List of tasks:
**a)** Write out the blog post about language classes starting with "I remember writing" and going on through "very interesting environment.", swapping "bucket list" for "wish list".
**b)** In the blog post about language classes, what did the gentleman with a special interest in finance wish to do?

Text shown:
--- START ---

My next thought was that my best bet when it came to actually getting into an Italian class was what in German is known as Volkshochschule, a general term used for institutions or “schools” in every district of Berlin that are probably the closest this country has to the American equivalent to a community college.  Although a source of various learning opportunities, the German community college model is often frequented by people  who are at least old enough to remember  how the Cold War ended; not because the Soviet Union ran out of money but because Mr. Hasselhoff tore down this wall with his bare voice. That’s historically inaccurate sarcasm in its purest form right there but you see what I am getting at, right?

For a number of  reasons, my quest for learning a new language will probably end in a place where I am surrounded by people who take their retirement as a second chance at life. Many  of my peers may find my choice of learning environment a rather weird one. However, the fact that I started this post by talking about a crochet project at the age of 22, says more than enough about my personal level of weirdness which is what I love most about my character, if you really want to know.

I think learning a new language is a fascinating business. One may follow a similar pattern at any new language they learn but every tongue has its own curiosities in grammar and vocabulary so at the end of the day, with the same old learning mechanisms you gain a tiny bit of new knowledge every time. So even though I have yet no intentions of using my Italian knowledge, I’ll sure as hell love listening to how it works.

I remember writing a blog post with a bucket list of things to do, a few days before I turned 20. In there I mentioned that a person should, at least once in their life, spend time with people who are older than oneself. In the light of the classes I took in the company of well accomplished adults on their journey to retirement, I noticed how beneficial this experience could be all strange feelings aside. In that sense, language classes provide a very interesting environment.

Finally, my Italian learning fantasy lead me to the thought that language classes are like a mirror of the soul, especially the kind that focuses on conversation. Right before I moved to Mexico, I took a course with a Spanish gentleman in his 70’s. In our talking sessions, his words about his life experiences in Spain and then Germany over the past decades painted the most colorful paintings of a life well lived, not to be found in any history textbook.  I couldn’t fail to take note of how most of the time when people are asked to use their language skills to talk about themselves,  they can open up about what drives them on the inside without even intending to do so. All of a sudden you know about what they do for a living, what makes them feel tired at the end of the day, what they wished they would have done when they were still young, what their favorite places in the world are or how they prepare a delicious chocolate cake whose recipe they have inherited from their Polish great grandmother. As a young person I felt like I could especially learn from the way how these people did things to apply them to my own life.

I remember a Spanish class spread over the course of a weekend during which, among other things, we were learning about expressing wishes in the form I would like to, but… In the ten minutes that followed the explanation of the grammar rules, I listened to a group of mostly over worked adults whose only chance at learning a new language was a 20 hour weekend course, talk about their wishes. They all had great visions. One gentleman with a special interest in finance wanted to write a book about economics, another woman wished to play the piano. Even activities like dedicating oneself more to reading or listening to classical music seemed like great aspirations. While the ideas of these people were different, they all had one answer in common. Their but part of the sentence consisted of the phrase “I don’t have time.” A plain, almost cliché like answer and yet one that left me in deep thought. Indeed, once working life begins there is little time for anything else. Many people get accused of being head over heels in their work but how can they not be if it takes up most of their day, five days a week in the best case scenario?

--- END ---

Stored data:
--- START ---

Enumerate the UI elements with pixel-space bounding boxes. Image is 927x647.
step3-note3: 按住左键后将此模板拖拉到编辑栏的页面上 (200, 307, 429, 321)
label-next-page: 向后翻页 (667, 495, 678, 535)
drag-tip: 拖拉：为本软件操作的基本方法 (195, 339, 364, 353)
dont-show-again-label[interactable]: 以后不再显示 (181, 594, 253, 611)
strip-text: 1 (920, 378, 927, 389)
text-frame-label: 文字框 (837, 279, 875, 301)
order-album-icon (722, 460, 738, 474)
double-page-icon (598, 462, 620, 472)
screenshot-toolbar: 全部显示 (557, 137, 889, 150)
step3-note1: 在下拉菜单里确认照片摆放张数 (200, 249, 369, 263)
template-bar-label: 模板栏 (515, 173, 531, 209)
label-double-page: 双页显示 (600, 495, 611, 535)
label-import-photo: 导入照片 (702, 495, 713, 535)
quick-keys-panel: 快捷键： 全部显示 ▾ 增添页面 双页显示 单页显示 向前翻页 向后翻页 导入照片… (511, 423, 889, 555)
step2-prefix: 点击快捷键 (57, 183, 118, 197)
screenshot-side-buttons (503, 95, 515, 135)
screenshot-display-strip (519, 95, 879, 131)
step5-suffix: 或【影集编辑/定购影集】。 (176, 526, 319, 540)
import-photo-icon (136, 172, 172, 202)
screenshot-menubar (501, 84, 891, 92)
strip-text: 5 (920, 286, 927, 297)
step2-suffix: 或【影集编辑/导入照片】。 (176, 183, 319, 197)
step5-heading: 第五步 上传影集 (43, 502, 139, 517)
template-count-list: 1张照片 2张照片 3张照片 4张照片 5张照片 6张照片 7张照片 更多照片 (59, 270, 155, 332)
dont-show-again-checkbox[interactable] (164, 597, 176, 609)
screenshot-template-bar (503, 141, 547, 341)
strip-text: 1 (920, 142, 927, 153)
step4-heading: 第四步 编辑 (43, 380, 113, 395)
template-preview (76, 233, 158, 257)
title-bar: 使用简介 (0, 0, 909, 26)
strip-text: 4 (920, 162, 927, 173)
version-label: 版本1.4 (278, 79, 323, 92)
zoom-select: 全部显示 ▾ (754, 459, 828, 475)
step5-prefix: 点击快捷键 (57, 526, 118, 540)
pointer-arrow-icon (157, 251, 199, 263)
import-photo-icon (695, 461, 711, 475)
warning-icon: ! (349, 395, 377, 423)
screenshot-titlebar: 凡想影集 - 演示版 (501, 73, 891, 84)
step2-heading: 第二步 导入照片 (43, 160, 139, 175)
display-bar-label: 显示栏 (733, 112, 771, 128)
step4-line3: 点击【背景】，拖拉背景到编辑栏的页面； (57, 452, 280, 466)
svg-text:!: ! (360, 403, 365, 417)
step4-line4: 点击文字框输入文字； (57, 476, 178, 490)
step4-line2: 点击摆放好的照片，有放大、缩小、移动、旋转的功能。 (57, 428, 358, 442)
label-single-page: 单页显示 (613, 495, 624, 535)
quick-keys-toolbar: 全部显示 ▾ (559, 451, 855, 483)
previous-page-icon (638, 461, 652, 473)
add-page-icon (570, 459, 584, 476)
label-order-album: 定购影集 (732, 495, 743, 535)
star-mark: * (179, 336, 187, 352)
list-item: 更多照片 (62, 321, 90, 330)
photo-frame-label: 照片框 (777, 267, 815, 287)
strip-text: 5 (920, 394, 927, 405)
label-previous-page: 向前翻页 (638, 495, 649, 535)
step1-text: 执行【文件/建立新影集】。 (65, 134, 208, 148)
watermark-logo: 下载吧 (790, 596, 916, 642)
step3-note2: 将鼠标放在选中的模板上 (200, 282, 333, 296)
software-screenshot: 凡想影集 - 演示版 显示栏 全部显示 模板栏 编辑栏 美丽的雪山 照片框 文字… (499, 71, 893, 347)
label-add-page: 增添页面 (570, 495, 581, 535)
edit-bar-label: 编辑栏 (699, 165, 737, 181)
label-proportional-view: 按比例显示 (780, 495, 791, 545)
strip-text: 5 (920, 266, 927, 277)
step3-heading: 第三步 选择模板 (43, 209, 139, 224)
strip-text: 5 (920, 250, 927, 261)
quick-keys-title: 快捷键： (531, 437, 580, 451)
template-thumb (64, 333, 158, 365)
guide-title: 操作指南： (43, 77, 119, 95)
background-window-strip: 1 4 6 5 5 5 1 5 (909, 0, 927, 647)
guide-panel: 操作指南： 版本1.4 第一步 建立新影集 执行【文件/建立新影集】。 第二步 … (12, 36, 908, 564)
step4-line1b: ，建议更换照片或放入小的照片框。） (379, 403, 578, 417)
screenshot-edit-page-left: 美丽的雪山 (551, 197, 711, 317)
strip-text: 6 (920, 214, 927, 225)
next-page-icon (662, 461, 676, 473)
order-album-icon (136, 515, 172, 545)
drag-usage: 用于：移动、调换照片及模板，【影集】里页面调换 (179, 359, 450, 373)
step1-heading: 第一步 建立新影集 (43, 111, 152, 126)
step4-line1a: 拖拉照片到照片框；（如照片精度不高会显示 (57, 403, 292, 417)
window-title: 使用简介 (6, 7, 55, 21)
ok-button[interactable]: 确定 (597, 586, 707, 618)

--- END ---

Responses:
**a)**
I remember writing a blog post with a wish list of things to do, a few days before I turned 20. In there I mentioned that a person should, at least once in their life, spend time with people who are older than oneself. In the light of the classes I took in the company of well accomplished adults on their journey to retirement, I noticed how beneficial this experience could be all strange feelings aside. In that sense, language classes provide a very interesting environment.

**b)** He wanted to write a book about economics.